SOURCE TEXT:
- Opening Delimiter -

The U.S. Securities and Exchange Commission has issued a rare no-action letter confirming that tokens distributed by DoubleZero, a decentralized physical infrastructure (DePIN) project, fall outside the scope of federal securities laws.

The letter, released on Sept. 29 by the SEC’s Division of Corporation Finance, stated that the agency would not recommend enforcement if DoubleZero’s programmatic transfers of its native 2Z token proceed under the conditions described by the company’s counsel in its Sept. 25 submission.

In that submission, DoubleZero’s legal team explained that the 2Z token is not designed as an investment vehicle but as a functional reward within its network. “Upon launch, 2Z tokens will be offered and sold to Network participants in two ways: (i) as compensation to Network Providers for their provision of high-performance network connectivity, and (ii) as compensation to Resource Providers for their calculation of Provider Payment amounts,” the filing stated.

The Foundation argued that these “Programmatic Transfers” are integral to the protocol’s operation and “are not required to be registered under the Securities Act,” nor should 2Z “be registered as a class of equity securities under the Securities Exchange Act.”

- Closing Delimiter -

RECORDS:
- Opening Delimiter -

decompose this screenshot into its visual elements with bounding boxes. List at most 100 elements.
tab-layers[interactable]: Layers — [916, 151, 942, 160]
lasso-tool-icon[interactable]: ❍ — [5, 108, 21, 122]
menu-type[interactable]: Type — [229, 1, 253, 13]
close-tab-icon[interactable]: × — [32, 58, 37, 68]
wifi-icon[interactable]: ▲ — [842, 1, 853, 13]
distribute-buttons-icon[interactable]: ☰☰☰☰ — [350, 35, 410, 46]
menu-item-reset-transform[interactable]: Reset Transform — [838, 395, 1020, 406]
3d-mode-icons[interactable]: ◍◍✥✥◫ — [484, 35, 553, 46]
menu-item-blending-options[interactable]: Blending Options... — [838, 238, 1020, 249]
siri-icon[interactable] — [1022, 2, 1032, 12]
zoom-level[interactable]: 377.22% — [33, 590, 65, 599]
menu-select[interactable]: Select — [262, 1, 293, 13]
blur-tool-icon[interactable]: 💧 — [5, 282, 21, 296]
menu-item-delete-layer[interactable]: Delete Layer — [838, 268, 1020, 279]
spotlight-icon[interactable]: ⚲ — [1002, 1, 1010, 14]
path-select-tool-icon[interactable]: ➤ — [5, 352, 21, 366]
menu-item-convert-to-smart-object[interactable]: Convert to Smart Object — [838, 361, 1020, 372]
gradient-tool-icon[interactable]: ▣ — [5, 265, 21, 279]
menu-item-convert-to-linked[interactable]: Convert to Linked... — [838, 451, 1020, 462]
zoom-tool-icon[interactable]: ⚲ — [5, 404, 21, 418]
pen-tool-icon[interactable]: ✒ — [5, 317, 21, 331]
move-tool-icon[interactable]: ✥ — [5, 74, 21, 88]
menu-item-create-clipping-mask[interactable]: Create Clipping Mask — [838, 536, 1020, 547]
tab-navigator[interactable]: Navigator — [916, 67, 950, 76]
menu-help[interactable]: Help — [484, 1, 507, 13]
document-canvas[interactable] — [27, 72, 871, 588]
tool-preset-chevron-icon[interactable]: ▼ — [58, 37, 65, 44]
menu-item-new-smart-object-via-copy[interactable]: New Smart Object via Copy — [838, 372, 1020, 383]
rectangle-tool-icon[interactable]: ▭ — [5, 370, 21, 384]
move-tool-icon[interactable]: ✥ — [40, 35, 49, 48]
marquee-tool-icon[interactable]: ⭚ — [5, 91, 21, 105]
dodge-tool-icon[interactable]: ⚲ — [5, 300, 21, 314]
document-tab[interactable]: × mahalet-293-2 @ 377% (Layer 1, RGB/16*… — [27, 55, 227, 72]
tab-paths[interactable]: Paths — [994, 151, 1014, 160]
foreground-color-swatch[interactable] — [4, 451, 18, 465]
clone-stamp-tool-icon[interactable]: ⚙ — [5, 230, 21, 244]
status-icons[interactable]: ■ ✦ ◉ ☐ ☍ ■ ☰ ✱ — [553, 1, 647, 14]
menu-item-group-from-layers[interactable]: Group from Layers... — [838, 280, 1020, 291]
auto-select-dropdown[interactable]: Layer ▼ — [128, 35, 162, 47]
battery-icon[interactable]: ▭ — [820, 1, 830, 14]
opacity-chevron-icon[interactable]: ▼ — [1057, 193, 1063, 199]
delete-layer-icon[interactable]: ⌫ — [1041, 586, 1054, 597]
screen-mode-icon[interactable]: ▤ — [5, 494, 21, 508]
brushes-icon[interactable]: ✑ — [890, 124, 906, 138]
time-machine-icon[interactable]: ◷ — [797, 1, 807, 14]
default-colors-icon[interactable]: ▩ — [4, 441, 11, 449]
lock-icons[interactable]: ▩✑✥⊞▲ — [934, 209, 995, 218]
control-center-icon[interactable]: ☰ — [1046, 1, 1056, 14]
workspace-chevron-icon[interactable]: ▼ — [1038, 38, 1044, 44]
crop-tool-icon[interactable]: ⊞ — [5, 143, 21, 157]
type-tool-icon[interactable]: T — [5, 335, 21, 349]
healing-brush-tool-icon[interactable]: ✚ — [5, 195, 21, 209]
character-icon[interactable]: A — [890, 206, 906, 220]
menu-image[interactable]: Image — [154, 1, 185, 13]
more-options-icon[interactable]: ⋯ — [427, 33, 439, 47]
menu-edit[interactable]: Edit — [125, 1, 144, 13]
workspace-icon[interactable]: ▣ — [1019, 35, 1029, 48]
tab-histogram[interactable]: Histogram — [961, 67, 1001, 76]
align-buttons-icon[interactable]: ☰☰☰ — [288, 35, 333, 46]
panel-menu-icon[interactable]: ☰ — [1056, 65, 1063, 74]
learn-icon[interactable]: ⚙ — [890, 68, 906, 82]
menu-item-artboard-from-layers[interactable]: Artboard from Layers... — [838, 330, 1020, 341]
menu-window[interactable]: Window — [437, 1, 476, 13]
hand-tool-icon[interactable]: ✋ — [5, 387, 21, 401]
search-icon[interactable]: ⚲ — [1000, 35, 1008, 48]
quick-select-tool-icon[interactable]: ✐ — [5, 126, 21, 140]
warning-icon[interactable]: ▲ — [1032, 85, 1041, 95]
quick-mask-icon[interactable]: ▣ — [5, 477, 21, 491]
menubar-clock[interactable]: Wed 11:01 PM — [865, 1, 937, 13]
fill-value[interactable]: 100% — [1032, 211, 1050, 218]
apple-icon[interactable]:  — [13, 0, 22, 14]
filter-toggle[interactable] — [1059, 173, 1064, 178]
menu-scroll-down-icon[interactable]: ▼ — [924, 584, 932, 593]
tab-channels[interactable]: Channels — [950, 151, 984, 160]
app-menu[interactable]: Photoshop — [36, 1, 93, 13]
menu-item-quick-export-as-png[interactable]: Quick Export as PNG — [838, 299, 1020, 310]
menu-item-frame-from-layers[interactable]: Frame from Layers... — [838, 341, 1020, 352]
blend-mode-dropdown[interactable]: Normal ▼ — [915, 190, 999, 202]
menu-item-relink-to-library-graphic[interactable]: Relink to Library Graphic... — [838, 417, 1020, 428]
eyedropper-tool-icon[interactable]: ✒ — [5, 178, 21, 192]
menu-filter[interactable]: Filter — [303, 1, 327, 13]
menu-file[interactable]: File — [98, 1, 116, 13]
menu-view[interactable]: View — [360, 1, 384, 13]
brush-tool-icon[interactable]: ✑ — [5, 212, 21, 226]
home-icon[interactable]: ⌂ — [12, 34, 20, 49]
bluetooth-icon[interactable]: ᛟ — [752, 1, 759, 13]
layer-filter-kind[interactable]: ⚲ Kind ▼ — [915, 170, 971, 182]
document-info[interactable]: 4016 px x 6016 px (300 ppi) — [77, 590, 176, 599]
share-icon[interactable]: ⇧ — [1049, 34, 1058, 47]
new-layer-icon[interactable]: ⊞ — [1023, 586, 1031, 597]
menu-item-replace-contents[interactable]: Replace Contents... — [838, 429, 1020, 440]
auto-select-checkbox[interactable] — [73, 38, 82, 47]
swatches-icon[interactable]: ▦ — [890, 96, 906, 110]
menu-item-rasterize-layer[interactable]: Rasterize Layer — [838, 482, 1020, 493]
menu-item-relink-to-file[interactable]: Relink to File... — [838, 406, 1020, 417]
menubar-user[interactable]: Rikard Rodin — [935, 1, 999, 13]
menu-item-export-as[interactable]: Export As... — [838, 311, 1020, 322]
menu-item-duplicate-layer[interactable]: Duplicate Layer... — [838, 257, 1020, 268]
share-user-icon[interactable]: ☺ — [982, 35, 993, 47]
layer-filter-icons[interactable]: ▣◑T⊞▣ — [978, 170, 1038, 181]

- Closing Delimiter -

TASK INSTRUCTIONS:
A. According to the DoubleZero article, which SEC division released the no-action letter?
B. Write the next part of the DoubleZero article, picking up after its final paragraph.

ANSWERS BY TASK:
A. The SEC's Division of Corporation Finance released the letter.

B.
DePIN projects, like DoubleZero, represent a growing sector of blockchain innovation, using token incentives to coordinate contributions of physical resources such as storage, bandwidth, mapping data, or energy — 2Z tokens, for example, will be distributed as “programmatic transfers” to participants providing connectivity or performing network calculations.

Commissioner Hester Peirce commented that this structure separates DePIN tokens from traditional fundraising models often subject to the Howey Test — the legal framework used to determine whether an asset qualifies as a security.

“These tokens are neither shares of stock nor promises of profits from others’ efforts,” she stated, describing them instead as “functional incentives” for infrastructure growth. She said that classifying them as securities “would suppress the growth of networks of distributed providers of services.”

DoubleZero general counsel Mari Tomunen echoed her view, stating: “When the value of the token comes from other network participants’ work, Howey simply does not apply.”